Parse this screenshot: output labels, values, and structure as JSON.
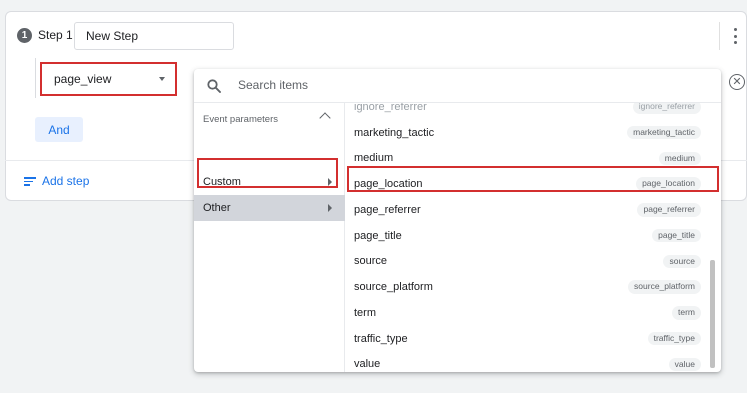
{
  "step": {
    "number": "1",
    "label": "Step 1",
    "name_value": "New Step"
  },
  "event_select": {
    "value": "page_view"
  },
  "and_label": "And",
  "add_step_label": "Add step",
  "dropdown": {
    "search_placeholder": "Search items",
    "categories_header": "Event parameters",
    "categories": [
      {
        "label": "Custom"
      },
      {
        "label": "Other"
      }
    ],
    "items": [
      {
        "name": "ignore_referrer",
        "chip": "ignore_referrer"
      },
      {
        "name": "marketing_tactic",
        "chip": "marketing_tactic"
      },
      {
        "name": "medium",
        "chip": "medium"
      },
      {
        "name": "page_location",
        "chip": "page_location"
      },
      {
        "name": "page_referrer",
        "chip": "page_referrer"
      },
      {
        "name": "page_title",
        "chip": "page_title"
      },
      {
        "name": "source",
        "chip": "source"
      },
      {
        "name": "source_platform",
        "chip": "source_platform"
      },
      {
        "name": "term",
        "chip": "term"
      },
      {
        "name": "traffic_type",
        "chip": "traffic_type"
      },
      {
        "name": "value",
        "chip": "value"
      }
    ]
  },
  "icons": {
    "search": "search-icon",
    "more": "more-vert-icon",
    "clear": "close-circle-icon",
    "add_step": "sort-lines-icon"
  },
  "colors": {
    "accent": "#1a73e8",
    "highlight": "#d32f2f",
    "selected_row": "#d2d5db"
  }
}
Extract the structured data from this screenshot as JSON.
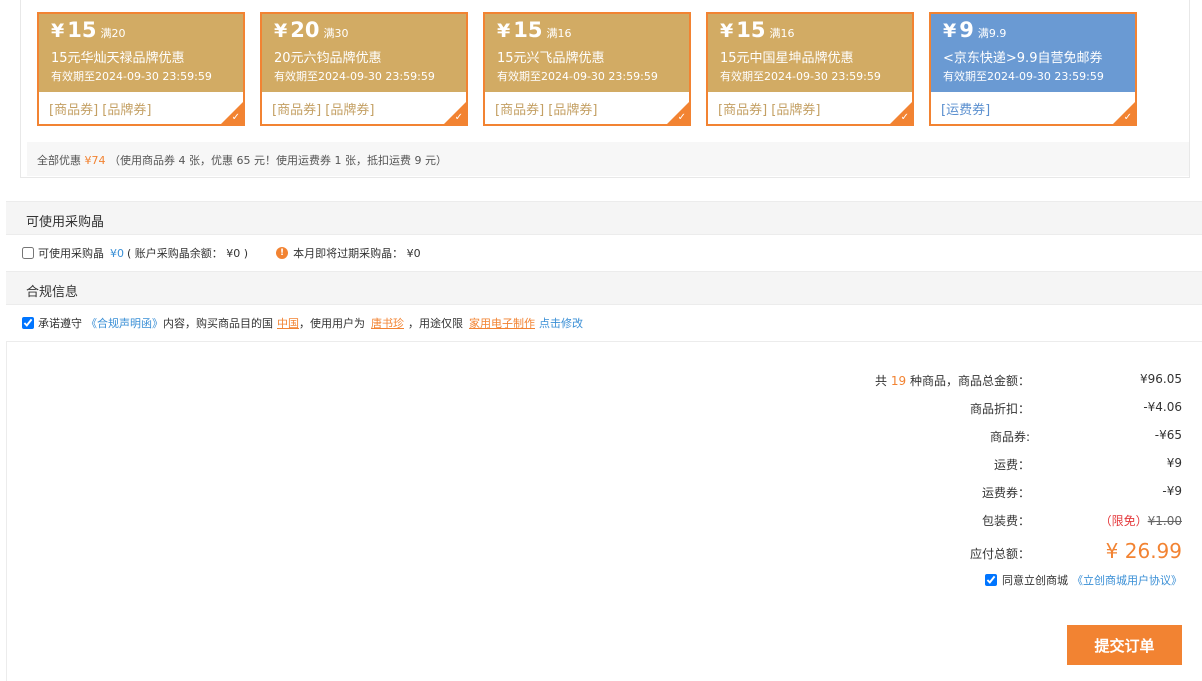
{
  "coupons": [
    {
      "yen": "¥",
      "amount": "15",
      "condition": "满20",
      "title": "15元华灿天禄品牌优惠",
      "expire": "有效期至2024-09-30 23:59:59",
      "tags": "[商品券] [品牌券]",
      "theme": "gold"
    },
    {
      "yen": "¥",
      "amount": "20",
      "condition": "满30",
      "title": "20元六钧品牌优惠",
      "expire": "有效期至2024-09-30 23:59:59",
      "tags": "[商品券] [品牌券]",
      "theme": "gold"
    },
    {
      "yen": "¥",
      "amount": "15",
      "condition": "满16",
      "title": "15元兴飞品牌优惠",
      "expire": "有效期至2024-09-30 23:59:59",
      "tags": "[商品券] [品牌券]",
      "theme": "gold"
    },
    {
      "yen": "¥",
      "amount": "15",
      "condition": "满16",
      "title": "15元中国星坤品牌优惠",
      "expire": "有效期至2024-09-30 23:59:59",
      "tags": "[商品券] [品牌券]",
      "theme": "gold"
    },
    {
      "yen": "¥",
      "amount": "9",
      "condition": "满9.9",
      "title": "<京东快递>9.9自营免邮券",
      "expire": "有效期至2024-09-30 23:59:59",
      "tags": "[运费券]",
      "theme": "blue"
    }
  ],
  "summary": {
    "label": "全部优惠",
    "amount": "¥74",
    "detail": "（使用商品券 4 张，优惠 65 元！使用运费券 1 张，抵扣运费 9 元）"
  },
  "purchase_crystal": {
    "section_title": "可使用采购晶",
    "checkbox_label": "可使用采购晶",
    "value": "¥0",
    "balance_text": "( 账户采购晶余额： ¥0 )",
    "info_icon": "info-icon",
    "expiring_text": "本月即将过期采购晶： ¥0"
  },
  "compliance": {
    "section_title": "合规信息",
    "prefix": "承诺遵守",
    "statement_link": "《合规声明函》",
    "mid1": "内容，购买商品目的国",
    "country": "中国",
    "mid2": "，使用用户为",
    "user": "唐书珍",
    "mid3": "，用途仅限",
    "usage": "家用电子制作",
    "edit_link": "点击修改"
  },
  "totals": {
    "count_prefix": "共",
    "count": "19",
    "count_suffix": "种商品，商品总金额：",
    "goods_total": "¥96.05",
    "discount_label": "商品折扣：",
    "discount_value": "-¥4.06",
    "coupon_label": "商品券:",
    "coupon_value": "-¥65",
    "shipping_label": "运费：",
    "shipping_value": "¥9",
    "shipping_coupon_label": "运费券：",
    "shipping_coupon_value": "-¥9",
    "packing_label": "包装费：",
    "packing_free": "（限免）",
    "packing_value": "¥1.00",
    "payable_label": "应付总额：",
    "payable_value": "¥ 26.99"
  },
  "agreement": {
    "prefix": "同意立创商城",
    "link": "《立创商城用户协议》"
  },
  "submit_label": "提交订单",
  "colors": {
    "accent": "#f28332",
    "coupon_gold": "#d2ab64",
    "coupon_blue": "#6a9ad3",
    "link_blue": "#3a8fd6"
  }
}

--------------------------------------------------

→ WHAT YOU WILL DO
Restate the records word for word, omitting images.

→ ANSWER TO THIS EXERCISE
Parse this screenshot: output labels, values, and structure as JSON.
{
  "step": {
    "number": "1",
    "label": "Step 1",
    "name_value": "New Step"
  },
  "event_select": {
    "value": "page_view"
  },
  "and_label": "And",
  "add_step_label": "Add step",
  "dropdown": {
    "search_placeholder": "Search items",
    "categories_header": "Event parameters",
    "categories": [
      {
        "label": "Custom"
      },
      {
        "label": "Other"
      }
    ],
    "items": [
      {
        "name": "ignore_referrer",
        "chip": "ignore_referrer"
      },
      {
        "name": "marketing_tactic",
        "chip": "marketing_tactic"
      },
      {
        "name": "medium",
        "chip": "medium"
      },
      {
        "name": "page_location",
        "chip": "page_location"
      },
      {
        "name": "page_referrer",
        "chip": "page_referrer"
      },
      {
        "name": "page_title",
        "chip": "page_title"
      },
      {
        "name": "source",
        "chip": "source"
      },
      {
        "name": "source_platform",
        "chip": "source_platform"
      },
      {
        "name": "term",
        "chip": "term"
      },
      {
        "name": "traffic_type",
        "chip": "traffic_type"
      },
      {
        "name": "value",
        "chip": "value"
      }
    ]
  },
  "icons": {
    "search": "search-icon",
    "more": "more-vert-icon",
    "clear": "close-circle-icon",
    "add_step": "sort-lines-icon"
  },
  "colors": {
    "accent": "#1a73e8",
    "highlight": "#d32f2f",
    "selected_row": "#d2d5db"
  }
}
Extract the structured data from this screenshot as JSON.
{
  "coupons": [
    {
      "yen": "¥",
      "amount": "15",
      "condition": "满20",
      "title": "15元华灿天禄品牌优惠",
      "expire": "有效期至2024-09-30 23:59:59",
      "tags": "[商品券] [品牌券]",
      "theme": "gold"
    },
    {
      "yen": "¥",
      "amount": "20",
      "condition": "满30",
      "title": "20元六钧品牌优惠",
      "expire": "有效期至2024-09-30 23:59:59",
      "tags": "[商品券] [品牌券]",
      "theme": "gold"
    },
    {
      "yen": "¥",
      "amount": "15",
      "condition": "满16",
      "title": "15元兴飞品牌优惠",
      "expire": "有效期至2024-09-30 23:59:59",
      "tags": "[商品券] [品牌券]",
      "theme": "gold"
    },
    {
      "yen": "¥",
      "amount": "15",
      "condition": "满16",
      "title": "15元中国星坤品牌优惠",
      "expire": "有效期至2024-09-30 23:59:59",
      "tags": "[商品券] [品牌券]",
      "theme": "gold"
    },
    {
      "yen": "¥",
      "amount": "9",
      "condition": "满9.9",
      "title": "<京东快递>9.9自营免邮券",
      "expire": "有效期至2024-09-30 23:59:59",
      "tags": "[运费券]",
      "theme": "blue"
    }
  ],
  "summary": {
    "label": "全部优惠",
    "amount": "¥74",
    "detail": "（使用商品券 4 张，优惠 65 元！使用运费券 1 张，抵扣运费 9 元）"
  },
  "purchase_crystal": {
    "section_title": "可使用采购晶",
    "checkbox_label": "可使用采购晶",
    "value": "¥0",
    "balance_text": "( 账户采购晶余额： ¥0 )",
    "info_icon": "info-icon",
    "expiring_text": "本月即将过期采购晶： ¥0"
  },
  "compliance": {
    "section_title": "合规信息",
    "prefix": "承诺遵守",
    "statement_link": "《合规声明函》",
    "mid1": "内容，购买商品目的国",
    "country": "中国",
    "mid2": "，使用用户为",
    "user": "唐书珍",
    "mid3": "，用途仅限",
    "usage": "家用电子制作",
    "edit_link": "点击修改"
  },
  "totals": {
    "count_prefix": "共",
    "count": "19",
    "count_suffix": "种商品，商品总金额：",
    "goods_total": "¥96.05",
    "discount_label": "商品折扣：",
    "discount_value": "-¥4.06",
    "coupon_label": "商品券:",
    "coupon_value": "-¥65",
    "shipping_label": "运费：",
    "shipping_value": "¥9",
    "shipping_coupon_label": "运费券：",
    "shipping_coupon_value": "-¥9",
    "packing_label": "包装费：",
    "packing_free": "（限免）",
    "packing_value": "¥1.00",
    "payable_label": "应付总额：",
    "payable_value": "¥ 26.99"
  },
  "agreement": {
    "prefix": "同意立创商城",
    "link": "《立创商城用户协议》"
  },
  "submit_label": "提交订单",
  "colors": {
    "accent": "#f28332",
    "coupon_gold": "#d2ab64",
    "coupon_blue": "#6a9ad3",
    "link_blue": "#3a8fd6"
  }
}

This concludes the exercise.